- _What you have to do_: Write out each entry, exactly the way it appears.

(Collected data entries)
+ + + + +

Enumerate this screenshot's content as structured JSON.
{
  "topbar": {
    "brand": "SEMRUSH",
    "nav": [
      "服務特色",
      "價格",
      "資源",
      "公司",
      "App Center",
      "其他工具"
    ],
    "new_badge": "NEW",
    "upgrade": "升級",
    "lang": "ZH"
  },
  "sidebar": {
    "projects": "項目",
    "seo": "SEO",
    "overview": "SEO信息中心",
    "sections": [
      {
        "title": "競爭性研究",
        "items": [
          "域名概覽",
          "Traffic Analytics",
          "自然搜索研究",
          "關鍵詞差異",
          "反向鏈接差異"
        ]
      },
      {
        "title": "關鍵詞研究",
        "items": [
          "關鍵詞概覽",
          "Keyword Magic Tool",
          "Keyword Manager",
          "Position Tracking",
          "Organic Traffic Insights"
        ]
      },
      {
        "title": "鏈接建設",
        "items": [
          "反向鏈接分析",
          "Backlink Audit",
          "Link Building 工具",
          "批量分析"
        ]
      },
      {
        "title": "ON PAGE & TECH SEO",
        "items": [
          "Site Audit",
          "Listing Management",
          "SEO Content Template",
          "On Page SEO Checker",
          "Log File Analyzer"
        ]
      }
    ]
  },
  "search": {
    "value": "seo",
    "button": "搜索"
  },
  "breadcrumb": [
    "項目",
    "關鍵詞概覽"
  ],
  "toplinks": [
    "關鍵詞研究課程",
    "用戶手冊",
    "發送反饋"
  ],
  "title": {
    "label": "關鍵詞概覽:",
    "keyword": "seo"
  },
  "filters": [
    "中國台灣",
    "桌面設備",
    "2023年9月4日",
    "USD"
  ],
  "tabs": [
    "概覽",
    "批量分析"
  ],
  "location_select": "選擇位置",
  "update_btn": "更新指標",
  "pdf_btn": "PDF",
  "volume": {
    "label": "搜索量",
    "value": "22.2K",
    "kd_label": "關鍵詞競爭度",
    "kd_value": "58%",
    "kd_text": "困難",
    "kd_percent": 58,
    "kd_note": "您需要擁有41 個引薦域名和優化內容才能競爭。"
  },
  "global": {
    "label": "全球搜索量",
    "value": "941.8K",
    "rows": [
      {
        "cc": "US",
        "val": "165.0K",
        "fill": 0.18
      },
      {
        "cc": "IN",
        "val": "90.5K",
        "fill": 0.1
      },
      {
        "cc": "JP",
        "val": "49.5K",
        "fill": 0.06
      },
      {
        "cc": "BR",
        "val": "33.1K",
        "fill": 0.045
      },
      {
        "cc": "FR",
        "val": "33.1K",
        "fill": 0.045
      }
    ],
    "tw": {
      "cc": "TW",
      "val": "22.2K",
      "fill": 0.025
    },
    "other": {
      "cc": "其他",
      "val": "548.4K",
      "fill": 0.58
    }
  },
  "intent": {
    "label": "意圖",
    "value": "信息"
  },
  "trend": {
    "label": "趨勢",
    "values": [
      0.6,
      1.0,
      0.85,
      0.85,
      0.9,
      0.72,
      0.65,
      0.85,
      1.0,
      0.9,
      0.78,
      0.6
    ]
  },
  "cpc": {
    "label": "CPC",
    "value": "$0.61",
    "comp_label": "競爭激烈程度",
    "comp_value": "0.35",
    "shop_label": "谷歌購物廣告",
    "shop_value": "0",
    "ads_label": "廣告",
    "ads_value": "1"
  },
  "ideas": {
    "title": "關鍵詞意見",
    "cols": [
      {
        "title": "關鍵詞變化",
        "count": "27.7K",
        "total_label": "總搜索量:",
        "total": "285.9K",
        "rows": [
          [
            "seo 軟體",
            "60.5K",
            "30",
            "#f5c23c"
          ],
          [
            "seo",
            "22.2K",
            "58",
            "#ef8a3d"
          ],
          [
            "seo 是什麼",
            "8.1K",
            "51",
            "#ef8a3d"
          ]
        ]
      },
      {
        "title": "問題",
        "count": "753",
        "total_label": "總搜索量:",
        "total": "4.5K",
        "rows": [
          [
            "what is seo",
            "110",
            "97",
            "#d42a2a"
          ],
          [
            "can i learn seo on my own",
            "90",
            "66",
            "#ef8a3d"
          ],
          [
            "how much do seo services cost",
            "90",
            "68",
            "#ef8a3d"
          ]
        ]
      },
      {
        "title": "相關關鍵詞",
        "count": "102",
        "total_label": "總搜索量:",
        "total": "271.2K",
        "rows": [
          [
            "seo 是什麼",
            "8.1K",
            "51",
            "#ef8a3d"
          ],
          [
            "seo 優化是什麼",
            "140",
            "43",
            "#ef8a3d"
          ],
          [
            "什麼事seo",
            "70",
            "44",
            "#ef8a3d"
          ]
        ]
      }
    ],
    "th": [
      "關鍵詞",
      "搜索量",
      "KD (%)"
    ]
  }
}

+ + + + +

- _Exercise response_:
Enumerate this screenshot's content as structured JSON.
{
  "topbar": {
    "brand": "SEMRUSH",
    "nav": [
      "服務特色",
      "價格",
      "資源",
      "公司",
      "App Center",
      "其他工具"
    ],
    "new_badge": "NEW",
    "upgrade": "升級",
    "lang": "ZH"
  },
  "sidebar": {
    "projects": "項目",
    "seo": "SEO",
    "overview": "SEO信息中心",
    "sections": [
      {
        "title": "競爭性研究",
        "items": [
          "域名概覽",
          "Traffic Analytics",
          "自然搜索研究",
          "關鍵詞差異",
          "反向鏈接差異"
        ]
      },
      {
        "title": "關鍵詞研究",
        "items": [
          "關鍵詞概覽",
          "Keyword Magic Tool",
          "Keyword Manager",
          "Position Tracking",
          "Organic Traffic Insights"
        ]
      },
      {
        "title": "鏈接建設",
        "items": [
          "反向鏈接分析",
          "Backlink Audit",
          "Link Building 工具",
          "批量分析"
        ]
      },
      {
        "title": "ON PAGE & TECH SEO",
        "items": [
          "Site Audit",
          "Listing Management",
          "SEO Content Template",
          "On Page SEO Checker",
          "Log File Analyzer"
        ]
      }
    ]
  },
  "search": {
    "value": "seo",
    "button": "搜索"
  },
  "breadcrumb": [
    "項目",
    "關鍵詞概覽"
  ],
  "toplinks": [
    "關鍵詞研究課程",
    "用戶手冊",
    "發送反饋"
  ],
  "title": {
    "label": "關鍵詞概覽:",
    "keyword": "seo"
  },
  "filters": [
    "中國台灣",
    "桌面設備",
    "2023年9月4日",
    "USD"
  ],
  "tabs": [
    "概覽",
    "批量分析"
  ],
  "location_select": "選擇位置",
  "update_btn": "更新指標",
  "pdf_btn": "PDF",
  "volume": {
    "label": "搜索量",
    "value": "22.2K",
    "kd_label": "關鍵詞競爭度",
    "kd_value": "58%",
    "kd_text": "困難",
    "kd_percent": 58,
    "kd_note": "您需要擁有41 個引薦域名和優化內容才能競爭。"
  },
  "global": {
    "label": "全球搜索量",
    "value": "941.8K",
    "rows": [
      {
        "cc": "US",
        "val": "165.0K",
        "fill": 0.18
      },
      {
        "cc": "IN",
        "val": "90.5K",
        "fill": 0.1
      },
      {
        "cc": "JP",
        "val": "49.5K",
        "fill": 0.06
      },
      {
        "cc": "BR",
        "val": "33.1K",
        "fill": 0.045
      },
      {
        "cc": "FR",
        "val": "33.1K",
        "fill": 0.045
      }
    ],
    "tw": {
      "cc": "TW",
      "val": "22.2K",
      "fill": 0.025
    },
    "other": {
      "cc": "其他",
      "val": "548.4K",
      "fill": 0.58
    }
  },
  "intent": {
    "label": "意圖",
    "value": "信息"
  },
  "trend": {
    "label": "趨勢",
    "values": [
      0.6,
      1.0,
      0.85,
      0.85,
      0.9,
      0.72,
      0.65,
      0.85,
      1.0,
      0.9,
      0.78,
      0.6
    ]
  },
  "cpc": {
    "label": "CPC",
    "value": "$0.61",
    "comp_label": "競爭激烈程度",
    "comp_value": "0.35",
    "shop_label": "谷歌購物廣告",
    "shop_value": "0",
    "ads_label": "廣告",
    "ads_value": "1"
  },
  "ideas": {
    "title": "關鍵詞意見",
    "cols": [
      {
        "title": "關鍵詞變化",
        "count": "27.7K",
        "total_label": "總搜索量:",
        "total": "285.9K",
        "rows": [
          [
            "seo 軟體",
            "60.5K",
            "30",
            "#f5c23c"
          ],
          [
            "seo",
            "22.2K",
            "58",
            "#ef8a3d"
          ],
          [
            "seo 是什麼",
            "8.1K",
            "51",
            "#ef8a3d"
          ]
        ]
      },
      {
        "title": "問題",
        "count": "753",
        "total_label": "總搜索量:",
        "total": "4.5K",
        "rows": [
          [
            "what is seo",
            "110",
            "97",
            "#d42a2a"
          ],
          [
            "can i learn seo on my own",
            "90",
            "66",
            "#ef8a3d"
          ],
          [
            "how much do seo services cost",
            "90",
            "68",
            "#ef8a3d"
          ]
        ]
      },
      {
        "title": "相關關鍵詞",
        "count": "102",
        "total_label": "總搜索量:",
        "total": "271.2K",
        "rows": [
          [
            "seo 是什麼",
            "8.1K",
            "51",
            "#ef8a3d"
          ],
          [
            "seo 優化是什麼",
            "140",
            "43",
            "#ef8a3d"
          ],
          [
            "什麼事seo",
            "70",
            "44",
            "#ef8a3d"
          ]
        ]
      }
    ],
    "th": [
      "關鍵詞",
      "搜索量",
      "KD (%)"
    ]
  }
}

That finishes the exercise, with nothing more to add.